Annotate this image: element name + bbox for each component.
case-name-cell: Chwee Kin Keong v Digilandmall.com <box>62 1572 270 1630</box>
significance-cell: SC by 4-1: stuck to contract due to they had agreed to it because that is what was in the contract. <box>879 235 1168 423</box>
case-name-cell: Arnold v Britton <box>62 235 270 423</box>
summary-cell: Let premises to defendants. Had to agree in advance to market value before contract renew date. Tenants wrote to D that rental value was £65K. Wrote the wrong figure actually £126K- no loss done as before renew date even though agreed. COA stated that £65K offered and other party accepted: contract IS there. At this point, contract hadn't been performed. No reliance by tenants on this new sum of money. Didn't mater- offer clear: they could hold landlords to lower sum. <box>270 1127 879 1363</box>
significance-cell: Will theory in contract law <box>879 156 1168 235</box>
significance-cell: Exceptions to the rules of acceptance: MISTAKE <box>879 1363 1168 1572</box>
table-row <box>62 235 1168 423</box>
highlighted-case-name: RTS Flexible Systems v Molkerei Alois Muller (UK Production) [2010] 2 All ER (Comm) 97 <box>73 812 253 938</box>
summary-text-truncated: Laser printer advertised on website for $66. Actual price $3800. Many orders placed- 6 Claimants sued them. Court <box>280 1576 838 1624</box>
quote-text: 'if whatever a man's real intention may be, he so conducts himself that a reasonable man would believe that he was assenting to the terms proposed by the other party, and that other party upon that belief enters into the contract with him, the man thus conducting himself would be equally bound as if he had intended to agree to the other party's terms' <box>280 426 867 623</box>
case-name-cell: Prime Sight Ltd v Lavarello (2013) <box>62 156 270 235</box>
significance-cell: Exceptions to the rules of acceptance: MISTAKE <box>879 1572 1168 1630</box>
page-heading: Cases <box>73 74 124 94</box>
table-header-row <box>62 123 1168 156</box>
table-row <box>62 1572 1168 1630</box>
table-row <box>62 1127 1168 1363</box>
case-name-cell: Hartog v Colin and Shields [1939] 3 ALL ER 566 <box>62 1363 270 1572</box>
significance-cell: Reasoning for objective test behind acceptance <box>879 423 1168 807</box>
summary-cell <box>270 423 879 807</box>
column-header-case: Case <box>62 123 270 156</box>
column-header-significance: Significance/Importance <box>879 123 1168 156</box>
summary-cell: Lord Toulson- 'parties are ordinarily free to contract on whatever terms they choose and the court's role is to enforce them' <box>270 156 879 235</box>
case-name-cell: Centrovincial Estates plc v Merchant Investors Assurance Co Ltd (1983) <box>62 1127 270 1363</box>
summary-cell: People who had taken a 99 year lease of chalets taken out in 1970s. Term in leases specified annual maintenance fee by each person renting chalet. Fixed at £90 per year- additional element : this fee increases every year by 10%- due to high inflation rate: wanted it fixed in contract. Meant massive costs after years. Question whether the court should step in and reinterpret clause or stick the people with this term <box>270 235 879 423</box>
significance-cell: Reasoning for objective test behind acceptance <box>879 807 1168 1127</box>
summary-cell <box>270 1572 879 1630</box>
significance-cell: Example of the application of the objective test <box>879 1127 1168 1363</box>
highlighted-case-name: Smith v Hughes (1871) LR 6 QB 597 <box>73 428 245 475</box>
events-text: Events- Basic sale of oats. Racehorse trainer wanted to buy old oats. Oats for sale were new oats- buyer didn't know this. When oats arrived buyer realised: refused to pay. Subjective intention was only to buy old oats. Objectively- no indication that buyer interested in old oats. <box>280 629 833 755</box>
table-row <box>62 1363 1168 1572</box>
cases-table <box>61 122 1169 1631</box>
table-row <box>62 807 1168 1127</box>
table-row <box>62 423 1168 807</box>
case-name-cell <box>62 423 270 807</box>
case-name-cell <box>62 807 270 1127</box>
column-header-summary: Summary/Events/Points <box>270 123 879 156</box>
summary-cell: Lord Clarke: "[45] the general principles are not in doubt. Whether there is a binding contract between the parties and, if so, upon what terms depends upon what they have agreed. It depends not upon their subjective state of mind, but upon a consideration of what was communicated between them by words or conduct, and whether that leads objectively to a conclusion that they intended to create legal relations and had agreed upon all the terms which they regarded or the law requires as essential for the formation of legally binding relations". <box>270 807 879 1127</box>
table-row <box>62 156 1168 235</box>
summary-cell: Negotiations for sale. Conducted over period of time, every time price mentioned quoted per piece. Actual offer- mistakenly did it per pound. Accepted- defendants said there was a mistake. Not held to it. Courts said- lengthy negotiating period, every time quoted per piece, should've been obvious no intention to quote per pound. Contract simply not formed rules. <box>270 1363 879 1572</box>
────────
## GOAL
Quote all of the material above verbatim, from the first line to the last.

## THE COMPLETED TASK
Annotate this image: element name + bbox for each component.
case-name-cell: Chwee Kin Keong v Digilandmall.com <box>62 1572 270 1630</box>
significance-cell: SC by 4-1: stuck to contract due to they had agreed to it because that is what was in the contract. <box>879 235 1168 423</box>
case-name-cell: Arnold v Britton <box>62 235 270 423</box>
summary-cell: Let premises to defendants. Had to agree in advance to market value before contract renew date. Tenants wrote to D that rental value was £65K. Wrote the wrong figure actually £126K- no loss done as before renew date even though agreed. COA stated that £65K offered and other party accepted: contract IS there. At this point, contract hadn't been performed. No reliance by tenants on this new sum of money. Didn't mater- offer clear: they could hold landlords to lower sum. <box>270 1127 879 1363</box>
significance-cell: Will theory in contract law <box>879 156 1168 235</box>
significance-cell: Exceptions to the rules of acceptance: MISTAKE <box>879 1363 1168 1572</box>
table-row <box>62 235 1168 423</box>
highlighted-case-name: RTS Flexible Systems v Molkerei Alois Muller (UK Production) [2010] 2 All ER (Comm) 97 <box>73 812 253 938</box>
summary-text-truncated: Laser printer advertised on website for $66. Actual price $3800. Many orders placed- 6 Claimants sued them. Court <box>280 1576 838 1624</box>
quote-text: 'if whatever a man's real intention may be, he so conducts himself that a reasonable man would believe that he was assenting to the terms proposed by the other party, and that other party upon that belief enters into the contract with him, the man thus conducting himself would be equally bound as if he had intended to agree to the other party's terms' <box>280 426 867 623</box>
case-name-cell: Prime Sight Ltd v Lavarello (2013) <box>62 156 270 235</box>
significance-cell: Exceptions to the rules of acceptance: MISTAKE <box>879 1572 1168 1630</box>
page-heading: Cases <box>73 74 124 94</box>
table-header-row <box>62 123 1168 156</box>
table-row <box>62 1572 1168 1630</box>
table-row <box>62 1127 1168 1363</box>
case-name-cell: Hartog v Colin and Shields [1939] 3 ALL ER 566 <box>62 1363 270 1572</box>
significance-cell: Reasoning for objective test behind acceptance <box>879 423 1168 807</box>
summary-cell <box>270 423 879 807</box>
column-header-case: Case <box>62 123 270 156</box>
column-header-significance: Significance/Importance <box>879 123 1168 156</box>
summary-cell: Lord Toulson- 'parties are ordinarily free to contract on whatever terms they choose and the court's role is to enforce them' <box>270 156 879 235</box>
case-name-cell: Centrovincial Estates plc v Merchant Investors Assurance Co Ltd (1983) <box>62 1127 270 1363</box>
summary-cell: People who had taken a 99 year lease of chalets taken out in 1970s. Term in leases specified annual maintenance fee by each person renting chalet. Fixed at £90 per year- additional element : this fee increases every year by 10%- due to high inflation rate: wanted it fixed in contract. Meant massive costs after years. Question whether the court should step in and reinterpret clause or stick the people with this term <box>270 235 879 423</box>
significance-cell: Reasoning for objective test behind acceptance <box>879 807 1168 1127</box>
summary-cell <box>270 1572 879 1630</box>
significance-cell: Example of the application of the objective test <box>879 1127 1168 1363</box>
highlighted-case-name: Smith v Hughes (1871) LR 6 QB 597 <box>73 428 245 475</box>
events-text: Events- Basic sale of oats. Racehorse trainer wanted to buy old oats. Oats for sale were new oats- buyer didn't know this. When oats arrived buyer realised: refused to pay. Subjective intention was only to buy old oats. Objectively- no indication that buyer interested in old oats. <box>280 629 833 755</box>
table-row <box>62 1363 1168 1572</box>
cases-table <box>61 122 1169 1631</box>
table-row <box>62 807 1168 1127</box>
table-row <box>62 423 1168 807</box>
case-name-cell <box>62 423 270 807</box>
case-name-cell <box>62 807 270 1127</box>
column-header-summary: Summary/Events/Points <box>270 123 879 156</box>
summary-cell: Lord Clarke: "[45] the general principles are not in doubt. Whether there is a binding contract between the parties and, if so, upon what terms depends upon what they have agreed. It depends not upon their subjective state of mind, but upon a consideration of what was communicated between them by words or conduct, and whether that leads objectively to a conclusion that they intended to create legal relations and had agreed upon all the terms which they regarded or the law requires as essential for the formation of legally binding relations". <box>270 807 879 1127</box>
table-row <box>62 156 1168 235</box>
summary-cell: Negotiations for sale. Conducted over period of time, every time price mentioned quoted per piece. Actual offer- mistakenly did it per pound. Accepted- defendants said there was a mistake. Not held to it. Courts said- lengthy negotiating period, every time quoted per piece, should've been obvious no intention to quote per pound. Contract simply not formed rules. <box>270 1363 879 1572</box>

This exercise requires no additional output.